Work required
Print every line of the listing exactly, please.

Stored rows
+ + + + + + +
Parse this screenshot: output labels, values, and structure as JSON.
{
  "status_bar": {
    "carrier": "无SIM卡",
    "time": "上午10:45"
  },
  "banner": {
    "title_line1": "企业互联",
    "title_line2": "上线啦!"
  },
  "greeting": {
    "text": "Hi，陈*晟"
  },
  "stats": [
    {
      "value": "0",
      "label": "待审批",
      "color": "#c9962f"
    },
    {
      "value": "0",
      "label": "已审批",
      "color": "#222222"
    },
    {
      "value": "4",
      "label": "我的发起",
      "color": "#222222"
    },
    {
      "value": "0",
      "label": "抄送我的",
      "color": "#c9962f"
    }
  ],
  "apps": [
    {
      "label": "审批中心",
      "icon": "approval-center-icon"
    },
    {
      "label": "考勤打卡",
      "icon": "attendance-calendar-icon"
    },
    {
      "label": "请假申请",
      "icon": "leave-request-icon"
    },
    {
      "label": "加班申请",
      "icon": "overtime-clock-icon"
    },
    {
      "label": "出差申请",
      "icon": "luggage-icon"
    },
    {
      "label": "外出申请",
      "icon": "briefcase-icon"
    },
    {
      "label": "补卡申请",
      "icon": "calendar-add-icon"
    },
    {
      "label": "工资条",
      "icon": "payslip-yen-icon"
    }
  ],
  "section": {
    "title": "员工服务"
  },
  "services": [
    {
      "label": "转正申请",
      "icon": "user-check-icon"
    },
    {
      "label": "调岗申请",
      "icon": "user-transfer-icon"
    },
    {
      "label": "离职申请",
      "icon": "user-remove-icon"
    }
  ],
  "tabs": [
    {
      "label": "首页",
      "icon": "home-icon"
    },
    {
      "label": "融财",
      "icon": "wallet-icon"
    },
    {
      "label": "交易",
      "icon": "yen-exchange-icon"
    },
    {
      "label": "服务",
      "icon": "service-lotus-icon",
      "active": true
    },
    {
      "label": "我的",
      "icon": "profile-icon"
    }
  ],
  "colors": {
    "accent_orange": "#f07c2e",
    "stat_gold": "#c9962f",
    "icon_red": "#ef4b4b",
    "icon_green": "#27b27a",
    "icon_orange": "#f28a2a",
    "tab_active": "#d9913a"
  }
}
+ + + + + + +
The solution
Parse this screenshot: output labels, values, and structure as JSON.
{
  "status_bar": {
    "carrier": "无SIM卡",
    "time": "上午10:45"
  },
  "banner": {
    "title_line1": "企业互联",
    "title_line2": "上线啦!"
  },
  "greeting": {
    "text": "Hi，陈*晟"
  },
  "stats": [
    {
      "value": "0",
      "label": "待审批",
      "color": "#c9962f"
    },
    {
      "value": "0",
      "label": "已审批",
      "color": "#222222"
    },
    {
      "value": "4",
      "label": "我的发起",
      "color": "#222222"
    },
    {
      "value": "0",
      "label": "抄送我的",
      "color": "#c9962f"
    }
  ],
  "apps": [
    {
      "label": "审批中心",
      "icon": "approval-center-icon"
    },
    {
      "label": "考勤打卡",
      "icon": "attendance-calendar-icon"
    },
    {
      "label": "请假申请",
      "icon": "leave-request-icon"
    },
    {
      "label": "加班申请",
      "icon": "overtime-clock-icon"
    },
    {
      "label": "出差申请",
      "icon": "luggage-icon"
    },
    {
      "label": "外出申请",
      "icon": "briefcase-icon"
    },
    {
      "label": "补卡申请",
      "icon": "calendar-add-icon"
    },
    {
      "label": "工资条",
      "icon": "payslip-yen-icon"
    }
  ],
  "section": {
    "title": "员工服务"
  },
  "services": [
    {
      "label": "转正申请",
      "icon": "user-check-icon"
    },
    {
      "label": "调岗申请",
      "icon": "user-transfer-icon"
    },
    {
      "label": "离职申请",
      "icon": "user-remove-icon"
    }
  ],
  "tabs": [
    {
      "label": "首页",
      "icon": "home-icon"
    },
    {
      "label": "融财",
      "icon": "wallet-icon"
    },
    {
      "label": "交易",
      "icon": "yen-exchange-icon"
    },
    {
      "label": "服务",
      "icon": "service-lotus-icon",
      "active": true
    },
    {
      "label": "我的",
      "icon": "profile-icon"
    }
  ],
  "colors": {
    "accent_orange": "#f07c2e",
    "stat_gold": "#c9962f",
    "icon_red": "#ef4b4b",
    "icon_green": "#27b27a",
    "icon_orange": "#f28a2a",
    "tab_active": "#d9913a"
  }
}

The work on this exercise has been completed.